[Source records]
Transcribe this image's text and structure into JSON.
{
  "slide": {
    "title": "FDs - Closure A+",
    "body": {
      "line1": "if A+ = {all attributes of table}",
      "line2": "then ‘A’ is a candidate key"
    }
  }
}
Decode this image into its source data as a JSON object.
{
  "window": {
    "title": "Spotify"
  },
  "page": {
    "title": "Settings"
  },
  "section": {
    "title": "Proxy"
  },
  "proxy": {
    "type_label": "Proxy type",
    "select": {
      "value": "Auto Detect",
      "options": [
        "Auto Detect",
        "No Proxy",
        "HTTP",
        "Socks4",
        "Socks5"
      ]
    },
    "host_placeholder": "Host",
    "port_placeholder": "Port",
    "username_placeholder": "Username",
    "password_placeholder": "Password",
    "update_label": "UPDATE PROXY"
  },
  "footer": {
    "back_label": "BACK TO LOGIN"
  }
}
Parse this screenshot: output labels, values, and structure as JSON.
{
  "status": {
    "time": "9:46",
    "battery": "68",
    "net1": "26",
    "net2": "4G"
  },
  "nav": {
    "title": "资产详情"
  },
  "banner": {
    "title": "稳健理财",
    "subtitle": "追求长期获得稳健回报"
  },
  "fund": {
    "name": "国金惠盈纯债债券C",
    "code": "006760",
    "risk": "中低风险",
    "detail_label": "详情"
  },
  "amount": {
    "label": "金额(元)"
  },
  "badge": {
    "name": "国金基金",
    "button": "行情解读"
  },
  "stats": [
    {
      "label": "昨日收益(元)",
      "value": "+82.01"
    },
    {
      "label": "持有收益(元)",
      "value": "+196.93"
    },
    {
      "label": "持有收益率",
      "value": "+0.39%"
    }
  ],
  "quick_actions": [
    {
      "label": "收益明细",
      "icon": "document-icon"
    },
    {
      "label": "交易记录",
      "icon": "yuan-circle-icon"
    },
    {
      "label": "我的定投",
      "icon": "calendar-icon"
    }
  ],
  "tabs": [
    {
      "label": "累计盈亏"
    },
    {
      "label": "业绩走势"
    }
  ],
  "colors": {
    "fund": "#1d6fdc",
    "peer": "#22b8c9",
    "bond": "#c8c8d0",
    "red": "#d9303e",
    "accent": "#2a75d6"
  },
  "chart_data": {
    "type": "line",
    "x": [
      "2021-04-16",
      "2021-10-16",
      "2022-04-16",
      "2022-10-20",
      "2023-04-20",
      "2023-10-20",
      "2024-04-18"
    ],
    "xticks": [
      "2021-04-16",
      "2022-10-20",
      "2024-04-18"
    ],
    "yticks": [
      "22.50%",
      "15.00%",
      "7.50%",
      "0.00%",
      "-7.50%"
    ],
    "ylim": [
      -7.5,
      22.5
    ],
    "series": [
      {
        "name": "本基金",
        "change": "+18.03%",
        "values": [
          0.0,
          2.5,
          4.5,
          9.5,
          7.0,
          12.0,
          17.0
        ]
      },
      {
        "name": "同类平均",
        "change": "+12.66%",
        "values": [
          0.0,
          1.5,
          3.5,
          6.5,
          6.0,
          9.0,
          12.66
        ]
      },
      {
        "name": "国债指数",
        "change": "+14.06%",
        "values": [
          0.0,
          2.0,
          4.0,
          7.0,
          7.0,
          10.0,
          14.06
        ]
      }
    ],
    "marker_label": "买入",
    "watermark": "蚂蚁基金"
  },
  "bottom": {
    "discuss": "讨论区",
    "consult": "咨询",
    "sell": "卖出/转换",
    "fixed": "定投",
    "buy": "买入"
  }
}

▶ Task directions
From the entries, report each line that includes the word "this".

▶ Reply
Transcribe this image's text and structure into JSON.
Decode this image into its source data as a JSON object.
Parse this screenshot: output labels, values, and structure as JSON.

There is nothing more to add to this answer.